■ SOURCE MATERIAL:
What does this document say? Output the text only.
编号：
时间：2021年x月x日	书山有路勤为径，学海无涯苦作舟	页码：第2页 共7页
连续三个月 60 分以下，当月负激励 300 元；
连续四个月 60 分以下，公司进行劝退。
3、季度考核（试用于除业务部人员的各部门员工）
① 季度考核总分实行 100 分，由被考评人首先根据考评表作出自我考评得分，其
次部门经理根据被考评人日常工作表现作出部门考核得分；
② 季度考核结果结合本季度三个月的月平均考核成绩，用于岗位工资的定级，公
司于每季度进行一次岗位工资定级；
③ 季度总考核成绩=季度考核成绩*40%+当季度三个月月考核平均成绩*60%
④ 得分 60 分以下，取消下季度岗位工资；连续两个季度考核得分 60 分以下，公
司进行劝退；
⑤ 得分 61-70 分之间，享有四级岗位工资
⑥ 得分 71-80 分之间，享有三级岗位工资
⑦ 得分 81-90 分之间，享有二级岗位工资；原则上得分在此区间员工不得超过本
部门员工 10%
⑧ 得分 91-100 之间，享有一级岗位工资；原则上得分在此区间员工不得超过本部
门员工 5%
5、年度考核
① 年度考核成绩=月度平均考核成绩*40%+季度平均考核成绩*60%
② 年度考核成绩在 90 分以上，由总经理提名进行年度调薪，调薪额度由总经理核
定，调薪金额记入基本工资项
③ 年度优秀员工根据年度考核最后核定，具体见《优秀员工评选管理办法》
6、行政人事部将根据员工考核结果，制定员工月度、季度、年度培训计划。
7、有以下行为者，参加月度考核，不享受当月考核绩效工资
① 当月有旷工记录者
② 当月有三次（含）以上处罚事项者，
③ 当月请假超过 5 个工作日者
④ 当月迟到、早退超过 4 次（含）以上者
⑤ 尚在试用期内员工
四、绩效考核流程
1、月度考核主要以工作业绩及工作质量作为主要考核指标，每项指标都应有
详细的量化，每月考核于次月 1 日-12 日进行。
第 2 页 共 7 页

■ INSTRUCTIONS TO FOLLOW: Extract the complete listing verbatim.

■ RESULT OF THIS TASK:
What does this document say? Output the text only.
编号：
时间：2021年x月x日	书山有路勤为径，学海无涯苦作舟	页码：第2页 共7页
连续三个月 60 分以下，当月负激励 300 元；
连续四个月 60 分以下，公司进行劝退。
3、季度考核（试用于除业务部人员的各部门员工）
① 季度考核总分实行 100 分，由被考评人首先根据考评表作出自我考评得分，其
次部门经理根据被考评人日常工作表现作出部门考核得分；
② 季度考核结果结合本季度三个月的月平均考核成绩，用于岗位工资的定级，公
司于每季度进行一次岗位工资定级；
③ 季度总考核成绩=季度考核成绩*40%+当季度三个月月考核平均成绩*60%
④ 得分 60 分以下，取消下季度岗位工资；连续两个季度考核得分 60 分以下，公
司进行劝退；
⑤ 得分 61-70 分之间，享有四级岗位工资
⑥ 得分 71-80 分之间，享有三级岗位工资
⑦ 得分 81-90 分之间，享有二级岗位工资；原则上得分在此区间员工不得超过本
部门员工 10%
⑧ 得分 91-100 之间，享有一级岗位工资；原则上得分在此区间员工不得超过本部
门员工 5%
5、年度考核
① 年度考核成绩=月度平均考核成绩*40%+季度平均考核成绩*60%
② 年度考核成绩在 90 分以上，由总经理提名进行年度调薪，调薪额度由总经理核
定，调薪金额记入基本工资项
③ 年度优秀员工根据年度考核最后核定，具体见《优秀员工评选管理办法》
6、行政人事部将根据员工考核结果，制定员工月度、季度、年度培训计划。
7、有以下行为者，参加月度考核，不享受当月考核绩效工资
① 当月有旷工记录者
② 当月有三次（含）以上处罚事项者，
③ 当月请假超过 5 个工作日者
④ 当月迟到、早退超过 4 次（含）以上者
⑤ 尚在试用期内员工
四、绩效考核流程
1、月度考核主要以工作业绩及工作质量作为主要考核指标，每项指标都应有
详细的量化，每月考核于次月 1 日-12 日进行。
第 2 页 共 7 页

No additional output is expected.